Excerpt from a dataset
::::::::
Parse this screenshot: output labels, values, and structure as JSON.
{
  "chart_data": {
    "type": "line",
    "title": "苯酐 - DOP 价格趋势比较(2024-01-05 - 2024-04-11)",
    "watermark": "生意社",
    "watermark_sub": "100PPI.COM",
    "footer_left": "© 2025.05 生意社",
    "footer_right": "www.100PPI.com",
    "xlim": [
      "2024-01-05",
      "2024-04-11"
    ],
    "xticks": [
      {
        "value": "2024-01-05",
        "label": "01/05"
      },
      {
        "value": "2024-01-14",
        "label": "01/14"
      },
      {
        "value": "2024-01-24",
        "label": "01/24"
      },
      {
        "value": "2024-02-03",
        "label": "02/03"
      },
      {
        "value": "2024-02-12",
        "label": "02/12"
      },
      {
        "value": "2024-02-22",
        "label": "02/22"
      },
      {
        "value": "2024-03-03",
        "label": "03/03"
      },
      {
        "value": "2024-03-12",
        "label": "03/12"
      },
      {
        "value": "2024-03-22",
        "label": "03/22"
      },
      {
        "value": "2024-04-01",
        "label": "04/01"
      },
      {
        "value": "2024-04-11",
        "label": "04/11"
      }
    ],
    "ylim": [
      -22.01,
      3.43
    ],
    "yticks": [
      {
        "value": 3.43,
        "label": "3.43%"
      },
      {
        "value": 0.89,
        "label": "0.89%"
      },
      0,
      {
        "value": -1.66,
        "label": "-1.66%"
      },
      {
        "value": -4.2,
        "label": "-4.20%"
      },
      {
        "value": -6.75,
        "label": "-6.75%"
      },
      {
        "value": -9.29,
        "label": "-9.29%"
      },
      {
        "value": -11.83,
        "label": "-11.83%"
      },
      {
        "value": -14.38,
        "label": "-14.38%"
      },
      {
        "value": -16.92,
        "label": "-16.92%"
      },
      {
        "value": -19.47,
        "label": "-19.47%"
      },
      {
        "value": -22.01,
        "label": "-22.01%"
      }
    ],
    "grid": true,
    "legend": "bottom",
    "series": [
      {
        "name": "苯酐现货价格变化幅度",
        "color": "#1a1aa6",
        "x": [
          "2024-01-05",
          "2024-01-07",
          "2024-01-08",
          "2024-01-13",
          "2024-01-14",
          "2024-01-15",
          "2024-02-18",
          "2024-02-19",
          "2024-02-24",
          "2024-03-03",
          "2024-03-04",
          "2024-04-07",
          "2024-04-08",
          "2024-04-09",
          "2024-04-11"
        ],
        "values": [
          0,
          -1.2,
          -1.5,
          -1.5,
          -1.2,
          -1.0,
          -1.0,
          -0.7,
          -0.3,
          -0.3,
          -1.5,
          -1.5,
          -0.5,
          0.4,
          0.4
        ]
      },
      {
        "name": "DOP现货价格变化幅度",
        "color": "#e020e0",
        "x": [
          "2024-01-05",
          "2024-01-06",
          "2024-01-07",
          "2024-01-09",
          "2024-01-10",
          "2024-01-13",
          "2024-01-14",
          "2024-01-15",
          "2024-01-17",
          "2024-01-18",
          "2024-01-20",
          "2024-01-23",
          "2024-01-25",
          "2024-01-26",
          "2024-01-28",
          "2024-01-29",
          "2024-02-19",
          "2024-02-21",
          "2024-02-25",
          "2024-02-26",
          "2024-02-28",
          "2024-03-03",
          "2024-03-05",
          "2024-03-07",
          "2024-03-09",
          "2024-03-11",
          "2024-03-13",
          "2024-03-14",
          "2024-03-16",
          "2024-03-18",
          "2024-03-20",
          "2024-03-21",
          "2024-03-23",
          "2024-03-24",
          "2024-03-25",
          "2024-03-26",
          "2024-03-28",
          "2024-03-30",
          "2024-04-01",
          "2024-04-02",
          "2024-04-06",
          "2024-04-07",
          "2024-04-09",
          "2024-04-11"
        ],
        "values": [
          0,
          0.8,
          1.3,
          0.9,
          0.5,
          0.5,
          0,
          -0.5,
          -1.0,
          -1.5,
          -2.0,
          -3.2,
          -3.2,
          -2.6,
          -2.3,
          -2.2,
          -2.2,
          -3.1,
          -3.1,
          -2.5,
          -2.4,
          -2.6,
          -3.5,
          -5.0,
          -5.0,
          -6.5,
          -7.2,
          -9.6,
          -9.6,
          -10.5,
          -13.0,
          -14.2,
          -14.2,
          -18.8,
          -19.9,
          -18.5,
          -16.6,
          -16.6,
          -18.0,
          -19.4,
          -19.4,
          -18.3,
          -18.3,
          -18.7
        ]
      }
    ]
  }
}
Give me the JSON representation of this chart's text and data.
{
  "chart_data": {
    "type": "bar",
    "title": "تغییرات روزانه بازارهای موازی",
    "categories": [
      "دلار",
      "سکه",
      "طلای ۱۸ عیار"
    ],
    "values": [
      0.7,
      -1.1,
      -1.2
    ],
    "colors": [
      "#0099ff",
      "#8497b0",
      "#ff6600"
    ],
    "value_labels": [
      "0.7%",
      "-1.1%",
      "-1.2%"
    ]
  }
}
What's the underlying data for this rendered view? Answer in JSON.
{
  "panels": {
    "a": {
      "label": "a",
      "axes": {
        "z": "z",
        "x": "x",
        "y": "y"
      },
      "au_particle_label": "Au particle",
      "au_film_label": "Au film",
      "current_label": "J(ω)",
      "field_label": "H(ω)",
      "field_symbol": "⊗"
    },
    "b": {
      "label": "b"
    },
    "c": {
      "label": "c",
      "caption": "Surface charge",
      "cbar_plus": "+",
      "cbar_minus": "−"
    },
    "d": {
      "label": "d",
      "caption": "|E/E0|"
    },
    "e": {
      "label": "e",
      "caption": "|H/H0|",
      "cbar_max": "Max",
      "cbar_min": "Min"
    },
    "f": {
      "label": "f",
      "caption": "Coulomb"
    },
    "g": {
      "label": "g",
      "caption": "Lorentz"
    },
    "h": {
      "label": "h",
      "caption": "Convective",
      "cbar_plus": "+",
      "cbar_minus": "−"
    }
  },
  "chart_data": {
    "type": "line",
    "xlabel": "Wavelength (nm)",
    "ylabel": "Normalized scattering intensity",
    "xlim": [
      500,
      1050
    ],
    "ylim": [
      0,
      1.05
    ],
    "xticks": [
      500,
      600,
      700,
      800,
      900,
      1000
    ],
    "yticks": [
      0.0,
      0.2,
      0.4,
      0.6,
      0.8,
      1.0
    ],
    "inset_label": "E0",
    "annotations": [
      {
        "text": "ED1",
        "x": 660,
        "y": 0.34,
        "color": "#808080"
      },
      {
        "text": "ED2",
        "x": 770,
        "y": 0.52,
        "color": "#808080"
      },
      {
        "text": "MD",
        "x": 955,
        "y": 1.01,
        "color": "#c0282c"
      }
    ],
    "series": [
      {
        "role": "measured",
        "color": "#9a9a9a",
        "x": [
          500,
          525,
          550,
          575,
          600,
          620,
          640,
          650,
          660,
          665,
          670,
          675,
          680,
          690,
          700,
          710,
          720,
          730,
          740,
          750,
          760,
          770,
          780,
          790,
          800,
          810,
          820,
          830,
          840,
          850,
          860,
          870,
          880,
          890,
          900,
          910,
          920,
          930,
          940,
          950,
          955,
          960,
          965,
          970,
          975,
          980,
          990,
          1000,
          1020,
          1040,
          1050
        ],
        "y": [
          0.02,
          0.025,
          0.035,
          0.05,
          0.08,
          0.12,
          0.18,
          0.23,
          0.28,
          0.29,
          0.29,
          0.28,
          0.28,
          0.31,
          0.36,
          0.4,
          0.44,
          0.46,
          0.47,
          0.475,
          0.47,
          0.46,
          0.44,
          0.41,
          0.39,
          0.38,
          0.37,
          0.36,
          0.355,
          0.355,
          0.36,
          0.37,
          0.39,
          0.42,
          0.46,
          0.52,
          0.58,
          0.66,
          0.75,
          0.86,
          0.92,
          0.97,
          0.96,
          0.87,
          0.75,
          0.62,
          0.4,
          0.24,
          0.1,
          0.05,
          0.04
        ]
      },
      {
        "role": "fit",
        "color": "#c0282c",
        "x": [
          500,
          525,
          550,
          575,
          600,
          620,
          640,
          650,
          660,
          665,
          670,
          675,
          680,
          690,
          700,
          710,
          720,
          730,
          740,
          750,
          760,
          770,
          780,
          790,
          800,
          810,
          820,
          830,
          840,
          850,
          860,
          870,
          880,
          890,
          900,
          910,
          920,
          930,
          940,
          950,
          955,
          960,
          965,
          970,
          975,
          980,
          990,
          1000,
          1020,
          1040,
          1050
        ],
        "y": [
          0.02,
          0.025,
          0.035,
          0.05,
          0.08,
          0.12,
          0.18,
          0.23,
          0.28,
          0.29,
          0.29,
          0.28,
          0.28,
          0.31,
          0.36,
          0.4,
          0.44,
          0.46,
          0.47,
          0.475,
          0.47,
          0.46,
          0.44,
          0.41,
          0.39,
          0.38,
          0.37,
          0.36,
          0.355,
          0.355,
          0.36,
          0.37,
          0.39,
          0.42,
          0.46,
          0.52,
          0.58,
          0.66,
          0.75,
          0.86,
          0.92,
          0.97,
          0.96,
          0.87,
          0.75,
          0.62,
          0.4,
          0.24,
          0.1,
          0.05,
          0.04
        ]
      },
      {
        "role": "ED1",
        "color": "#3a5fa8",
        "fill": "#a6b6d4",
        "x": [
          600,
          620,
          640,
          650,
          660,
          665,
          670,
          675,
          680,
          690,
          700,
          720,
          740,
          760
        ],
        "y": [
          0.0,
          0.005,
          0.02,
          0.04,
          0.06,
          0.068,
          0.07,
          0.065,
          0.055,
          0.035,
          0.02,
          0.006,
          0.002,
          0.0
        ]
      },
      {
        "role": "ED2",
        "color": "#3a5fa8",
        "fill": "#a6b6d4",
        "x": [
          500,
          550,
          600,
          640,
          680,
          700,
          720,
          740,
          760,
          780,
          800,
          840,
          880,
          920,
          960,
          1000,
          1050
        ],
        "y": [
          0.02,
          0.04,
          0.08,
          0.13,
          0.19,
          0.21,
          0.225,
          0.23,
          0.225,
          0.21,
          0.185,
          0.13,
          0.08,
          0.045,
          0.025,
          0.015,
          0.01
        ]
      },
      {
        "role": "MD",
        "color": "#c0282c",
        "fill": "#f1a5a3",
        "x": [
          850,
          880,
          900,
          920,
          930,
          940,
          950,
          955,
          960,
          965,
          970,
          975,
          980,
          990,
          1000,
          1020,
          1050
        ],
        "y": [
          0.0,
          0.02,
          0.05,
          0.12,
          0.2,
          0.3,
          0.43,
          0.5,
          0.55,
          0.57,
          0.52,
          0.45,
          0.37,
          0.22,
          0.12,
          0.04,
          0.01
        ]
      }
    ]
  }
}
::::::::
Description of the task: Scan the material above. Extract every line in which the word "JSON" occurs.

Worked answer:
Parse this screenshot: output labels, values, and structure as JSON.
Give me the JSON representation of this chart's text and data.
What's the underlying data for this rendered view? Answer in JSON.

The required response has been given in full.